TASK INPUT:
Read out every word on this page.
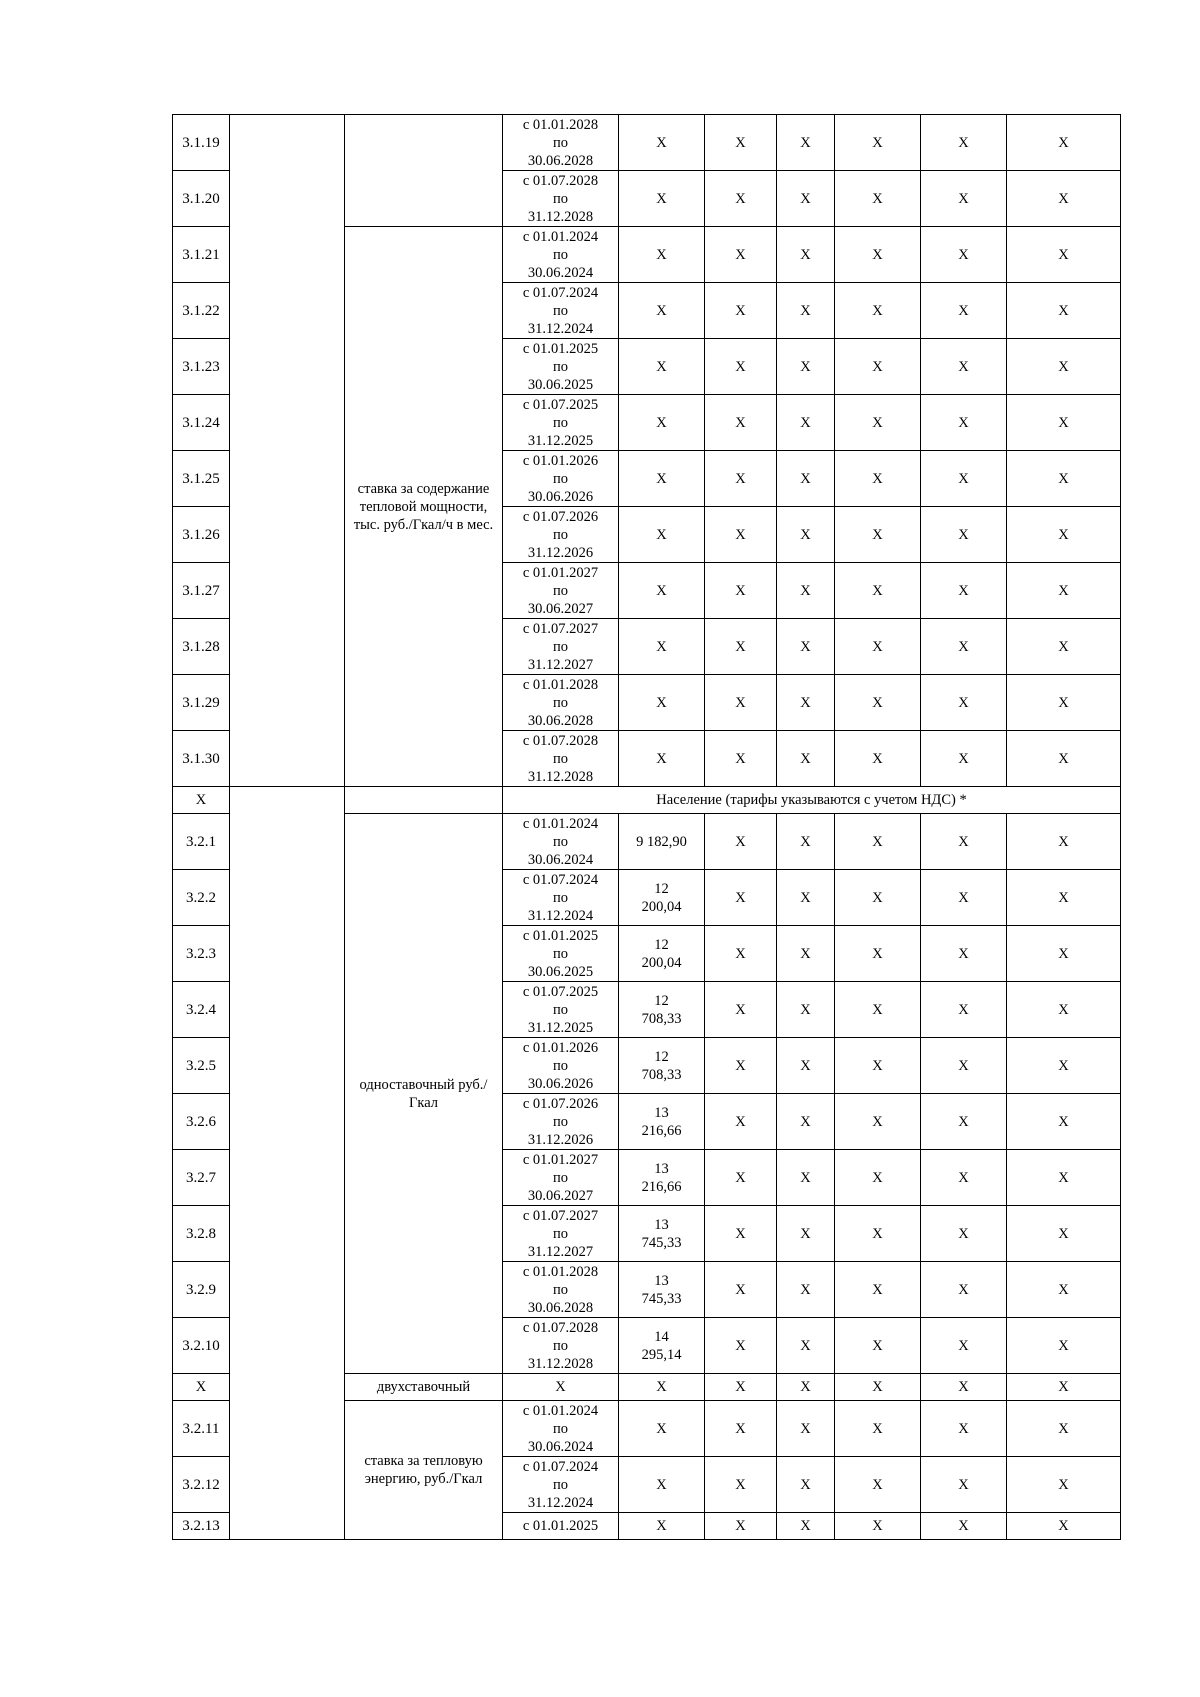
3.1.19			с 01.01.2028
по
30.06.2028	X	X	X	X	X	X
3.1.20			с 01.07.2028
по
31.12.2028	X	X	X	X	X	X
3.1.21		ставка за содержание тепловой мощности, тыс. руб./Гкал/ч в мес.	с 01.01.2024
по
30.06.2024	X	X	X	X	X	X
3.1.22			с 01.07.2024
по
31.12.2024	X	X	X	X	X	X
3.1.23			с 01.01.2025
по
30.06.2025	X	X	X	X	X	X
3.1.24			с 01.07.2025
по
31.12.2025	X	X	X	X	X	X
3.1.25			с 01.01.2026
по
30.06.2026	X	X	X	X	X	X
3.1.26			с 01.07.2026
по
31.12.2026	X	X	X	X	X	X
3.1.27			с 01.01.2027
по
30.06.2027	X	X	X	X	X	X
3.1.28			с 01.07.2027
по
31.12.2027	X	X	X	X	X	X
3.1.29			с 01.01.2028
по
30.06.2028	X	X	X	X	X	X
3.1.30			с 01.07.2028
по
31.12.2028	X	X	X	X	X	X
X			Население (тарифы указываются с учетом НДС) *						
3.2.1		одноставочный руб./Гкал	с 01.01.2024
по
30.06.2024	9 182,90	X	X	X	X	X
3.2.2			с 01.07.2024
по
31.12.2024	12
200,04	X	X	X	X	X
3.2.3			с 01.01.2025
по
30.06.2025	12
200,04	X	X	X	X	X
3.2.4			с 01.07.2025
по
31.12.2025	12
708,33	X	X	X	X	X
3.2.5			с 01.01.2026
по
30.06.2026	12
708,33	X	X	X	X	X
3.2.6			с 01.07.2026
по
31.12.2026	13
216,66	X	X	X	X	X
3.2.7			с 01.01.2027
по
30.06.2027	13
216,66	X	X	X	X	X
3.2.8			с 01.07.2027
по
31.12.2027	13
745,33	X	X	X	X	X
3.2.9			с 01.01.2028
по
30.06.2028	13
745,33	X	X	X	X	X
3.2.10			с 01.07.2028
по
31.12.2028	14
295,14	X	X	X	X	X
X		двухставочный	X	X	X	X	X	X	X
3.2.11		ставка за тепловую энергию, руб./Гкал	с 01.01.2024
по
30.06.2024	X	X	X	X	X	X
3.2.12			с 01.07.2024
по
31.12.2024	X	X	X	X	X	X
3.2.13			с 01.01.2025	X	X	X	X	X	X
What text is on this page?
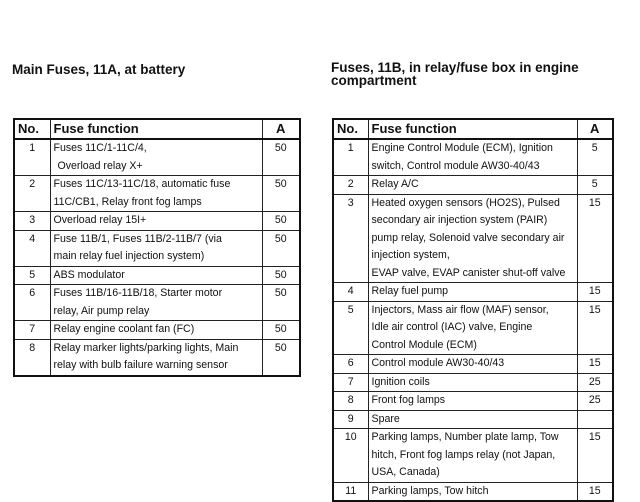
Main Fuses, 11A, at battery
No.	Fuse function	A
1	Fuses 11C/1-11C/4,
Overload relay X+	50
2	Fuses 11C/13-11C/18, automatic fuse
11C/CB1, Relay front fog lamps	50
3	Overload relay 15I+	50
4	Fuse 11B/1, Fuses 11B/2-11B/7 (via
main relay fuel injection system)	50
5	ABS modulator	50
6	Fuses 11B/16-11B/18, Starter motor
relay, Air pump relay	50
7	Relay engine coolant fan (FC)	50
8	Relay marker lights/parking lights, Main
relay with bulb failure warning sensor	50
Fuses, 11B, in relay/fuse box in engine compartment
No.	Fuse function	A
1	Engine Control Module (ECM), Ignition
switch, Control module AW30-40/43	5
2	Relay A/C	5
3	Heated oxygen sensors (HO2S), Pulsed
secondary air injection system (PAIR)
pump relay, Solenoid valve secondary air
injection system,
EVAP valve, EVAP canister shut-off valve	15
4	Relay fuel pump	15
5	Injectors, Mass air flow (MAF) sensor,
Idle air control (IAC) valve, Engine
Control Module (ECM)	15
6	Control module AW30-40/43	15
7	Ignition coils	25
8	Front fog lamps	25
9	Spare	

10	Parking lamps, Number plate lamp, Tow
hitch, Front fog lamps relay (not Japan,
USA, Canada)	15
11	Parking lamps, Tow hitch	15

WHAT IS ASKED: Without the pictures, print the records in full, exactly as they appear.

SOLUTION FOR THIS PROBLEM:
Read out every word on this page.
3.1.19			с 01.01.2028
по
30.06.2028	X	X	X	X	X	X
3.1.20			с 01.07.2028
по
31.12.2028	X	X	X	X	X	X
3.1.21		ставка за содержание тепловой мощности, тыс. руб./Гкал/ч в мес.	с 01.01.2024
по
30.06.2024	X	X	X	X	X	X
3.1.22			с 01.07.2024
по
31.12.2024	X	X	X	X	X	X
3.1.23			с 01.01.2025
по
30.06.2025	X	X	X	X	X	X
3.1.24			с 01.07.2025
по
31.12.2025	X	X	X	X	X	X
3.1.25			с 01.01.2026
по
30.06.2026	X	X	X	X	X	X
3.1.26			с 01.07.2026
по
31.12.2026	X	X	X	X	X	X
3.1.27			с 01.01.2027
по
30.06.2027	X	X	X	X	X	X
3.1.28			с 01.07.2027
по
31.12.2027	X	X	X	X	X	X
3.1.29			с 01.01.2028
по
30.06.2028	X	X	X	X	X	X
3.1.30			с 01.07.2028
по
31.12.2028	X	X	X	X	X	X
X			Население (тарифы указываются с учетом НДС) *						
3.2.1		одноставочный руб./Гкал	с 01.01.2024
по
30.06.2024	9 182,90	X	X	X	X	X
3.2.2			с 01.07.2024
по
31.12.2024	12
200,04	X	X	X	X	X
3.2.3			с 01.01.2025
по
30.06.2025	12
200,04	X	X	X	X	X
3.2.4			с 01.07.2025
по
31.12.2025	12
708,33	X	X	X	X	X
3.2.5			с 01.01.2026
по
30.06.2026	12
708,33	X	X	X	X	X
3.2.6			с 01.07.2026
по
31.12.2026	13
216,66	X	X	X	X	X
3.2.7			с 01.01.2027
по
30.06.2027	13
216,66	X	X	X	X	X
3.2.8			с 01.07.2027
по
31.12.2027	13
745,33	X	X	X	X	X
3.2.9			с 01.01.2028
по
30.06.2028	13
745,33	X	X	X	X	X
3.2.10			с 01.07.2028
по
31.12.2028	14
295,14	X	X	X	X	X
X		двухставочный	X	X	X	X	X	X	X
3.2.11		ставка за тепловую энергию, руб./Гкал	с 01.01.2024
по
30.06.2024	X	X	X	X	X	X
3.2.12			с 01.07.2024
по
31.12.2024	X	X	X	X	X	X
3.2.13			с 01.01.2025	X	X	X	X	X	X
What text is on this page?
Main Fuses, 11A, at battery
No.	Fuse function	A
1	Fuses 11C/1-11C/4,
Overload relay X+	50
2	Fuses 11C/13-11C/18, automatic fuse
11C/CB1, Relay front fog lamps	50
3	Overload relay 15I+	50
4	Fuse 11B/1, Fuses 11B/2-11B/7 (via
main relay fuel injection system)	50
5	ABS modulator	50
6	Fuses 11B/16-11B/18, Starter motor
relay, Air pump relay	50
7	Relay engine coolant fan (FC)	50
8	Relay marker lights/parking lights, Main
relay with bulb failure warning sensor	50
Fuses, 11B, in relay/fuse box in engine compartment
No.	Fuse function	A
1	Engine Control Module (ECM), Ignition
switch, Control module AW30-40/43	5
2	Relay A/C	5
3	Heated oxygen sensors (HO2S), Pulsed
secondary air injection system (PAIR)
pump relay, Solenoid valve secondary air
injection system,
EVAP valve, EVAP canister shut-off valve	15
4	Relay fuel pump	15
5	Injectors, Mass air flow (MAF) sensor,
Idle air control (IAC) valve, Engine
Control Module (ECM)	15
6	Control module AW30-40/43	15
7	Ignition coils	25
8	Front fog lamps	25
9	Spare	

10	Parking lamps, Number plate lamp, Tow
hitch, Front fog lamps relay (not Japan,
USA, Canada)	15
11	Parking lamps, Tow hitch	15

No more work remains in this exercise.